### EXERCISE TASK
Keep only those lines of the records that include the string "this".

### EXCERPTED DATA
:::::

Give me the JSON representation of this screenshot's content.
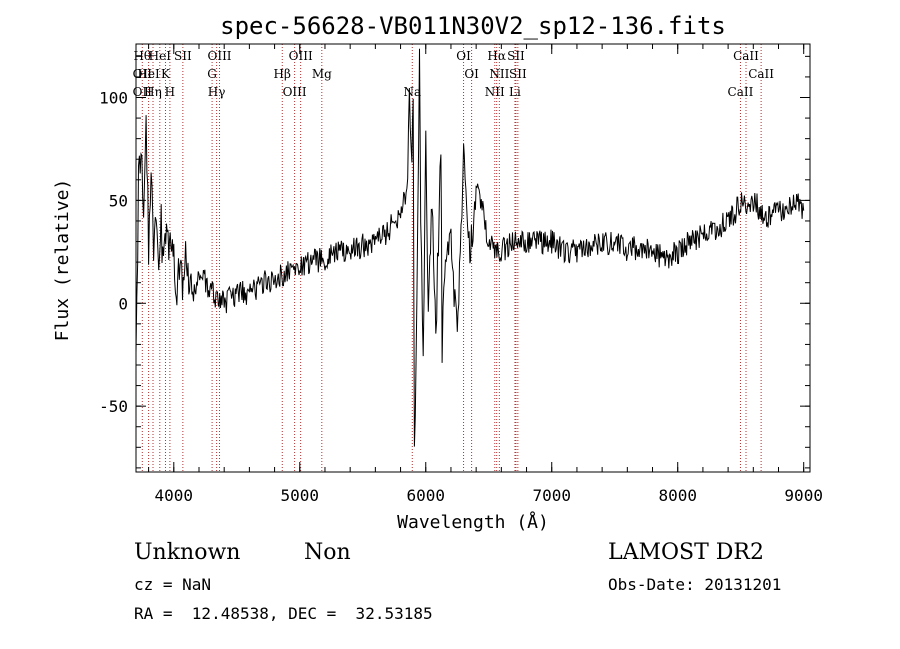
{
  "chart_data": {
    "type": "line",
    "title": "spec-56628-VB011N30V2_sp12-136.fits",
    "xlabel": "Wavelength (Å)",
    "ylabel": "Flux (relative)",
    "xlim": [
      3700,
      9050
    ],
    "ylim": [
      -82,
      126
    ],
    "xticks": [
      4000,
      5000,
      6000,
      7000,
      8000,
      9000
    ],
    "yticks": [
      -50,
      0,
      50,
      100
    ],
    "grid": false,
    "line_color": "#000000",
    "marker_color": "#b03030",
    "series": [
      {
        "x": [
          3700,
          3720,
          3740,
          3760,
          3780,
          3800,
          3820,
          3840,
          3860,
          3880,
          3900,
          3930,
          3960,
          4000,
          4050,
          4100,
          4150,
          4200,
          4300,
          4400,
          4500,
          4600,
          4700,
          4800,
          4900,
          5000,
          5100,
          5200,
          5300,
          5400,
          5500,
          5600,
          5700,
          5750,
          5800,
          5850,
          5870,
          5890,
          5900,
          5910,
          5930,
          5950,
          5960,
          5980,
          6000,
          6020,
          6050,
          6080,
          6100,
          6120,
          6130,
          6150,
          6200,
          6250,
          6280,
          6300,
          6350,
          6400,
          6500,
          6600,
          6700,
          6800,
          6900,
          7000,
          7100,
          7200,
          7300,
          7400,
          7500,
          7600,
          7700,
          7800,
          7900,
          8000,
          8100,
          8200,
          8300,
          8400,
          8500,
          8600,
          8700,
          8800,
          8900,
          8950,
          9000
        ],
        "values": [
          -10,
          55,
          85,
          40,
          95,
          20,
          60,
          30,
          45,
          15,
          35,
          25,
          30,
          15,
          10,
          20,
          0,
          15,
          5,
          0,
          5,
          5,
          10,
          12,
          15,
          18,
          20,
          22,
          25,
          25,
          28,
          30,
          35,
          40,
          45,
          55,
          95,
          60,
          100,
          -75,
          0,
          115,
          40,
          -20,
          80,
          -10,
          50,
          -15,
          30,
          80,
          -25,
          20,
          30,
          -15,
          40,
          70,
          20,
          60,
          30,
          25,
          30,
          30,
          30,
          30,
          25,
          25,
          28,
          28,
          30,
          25,
          28,
          25,
          22,
          25,
          30,
          33,
          35,
          40,
          48,
          50,
          42,
          45,
          48,
          52,
          45
        ]
      }
    ],
    "line_markers": [
      {
        "wl": 3750,
        "labels": [
          "Hθ",
          "OII",
          "OII"
        ]
      },
      {
        "wl": 3800,
        "labels": [
          "HeI"
        ]
      },
      {
        "wl": 3835,
        "labels": [
          "Hη"
        ]
      },
      {
        "wl": 3889,
        "labels": [
          "HeI"
        ]
      },
      {
        "wl": 3934,
        "labels": [
          "K"
        ]
      },
      {
        "wl": 3969,
        "labels": [
          "H"
        ]
      },
      {
        "wl": 4072,
        "labels": [
          "SII"
        ]
      },
      {
        "wl": 4304,
        "labels": [
          "G"
        ]
      },
      {
        "wl": 4340,
        "labels": [
          "Hγ"
        ]
      },
      {
        "wl": 4363,
        "labels": [
          "OIII"
        ]
      },
      {
        "wl": 4861,
        "labels": [
          "Hβ"
        ]
      },
      {
        "wl": 4959,
        "labels": [
          "OIII"
        ]
      },
      {
        "wl": 5007,
        "labels": [
          "OIII"
        ]
      },
      {
        "wl": 5175,
        "labels": [
          "Mg"
        ]
      },
      {
        "wl": 5893,
        "labels": [
          "Na"
        ]
      },
      {
        "wl": 6300,
        "labels": [
          "OI"
        ]
      },
      {
        "wl": 6364,
        "labels": [
          "OI"
        ]
      },
      {
        "wl": 6548,
        "labels": [
          "NII"
        ]
      },
      {
        "wl": 6563,
        "labels": [
          "Hα"
        ]
      },
      {
        "wl": 6584,
        "labels": [
          "NII"
        ]
      },
      {
        "wl": 6708,
        "labels": [
          "Li"
        ]
      },
      {
        "wl": 6716,
        "labels": [
          "SII"
        ]
      },
      {
        "wl": 6731,
        "labels": [
          "SII"
        ]
      },
      {
        "wl": 8498,
        "labels": [
          "CaII"
        ]
      },
      {
        "wl": 8542,
        "labels": [
          "CaII"
        ]
      },
      {
        "wl": 8662,
        "labels": [
          "CaII"
        ]
      }
    ]
  },
  "info": {
    "class": "Unknown",
    "subclass": "Non",
    "survey": "LAMOST DR2",
    "cz": "cz = NaN",
    "obs_date": "Obs-Date: 20131201",
    "coords": "RA =  12.48538, DEC =  32.53185"
  }
}
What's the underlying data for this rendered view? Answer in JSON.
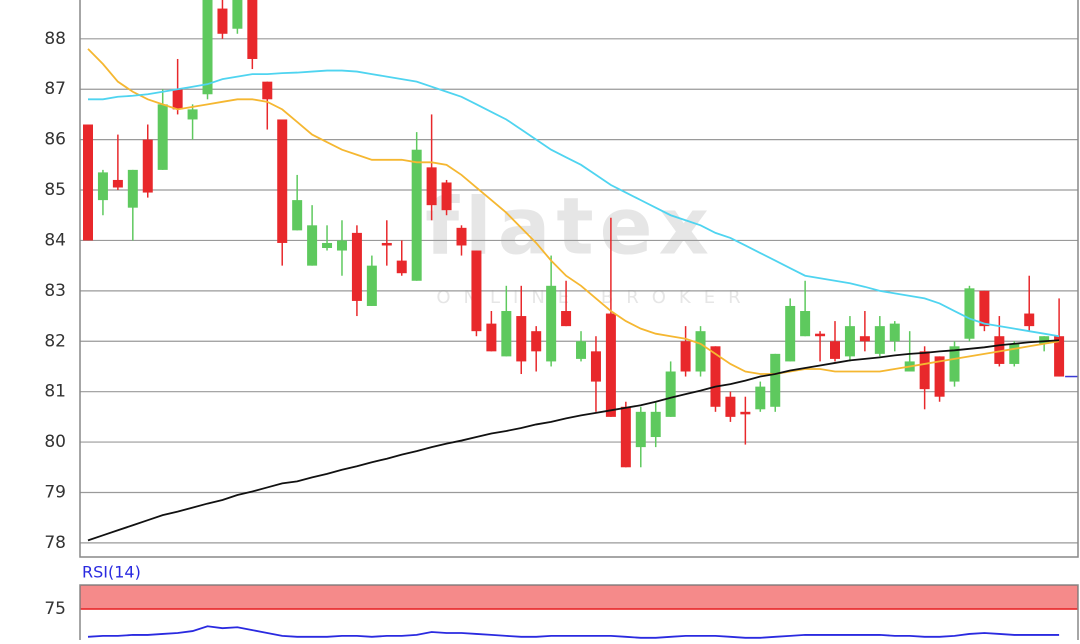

:::::

### FINISHED EXERCISE
Give me the JSON representation of this screenshot's content.
What's the underlying data for this rendered view? Answer in JSON.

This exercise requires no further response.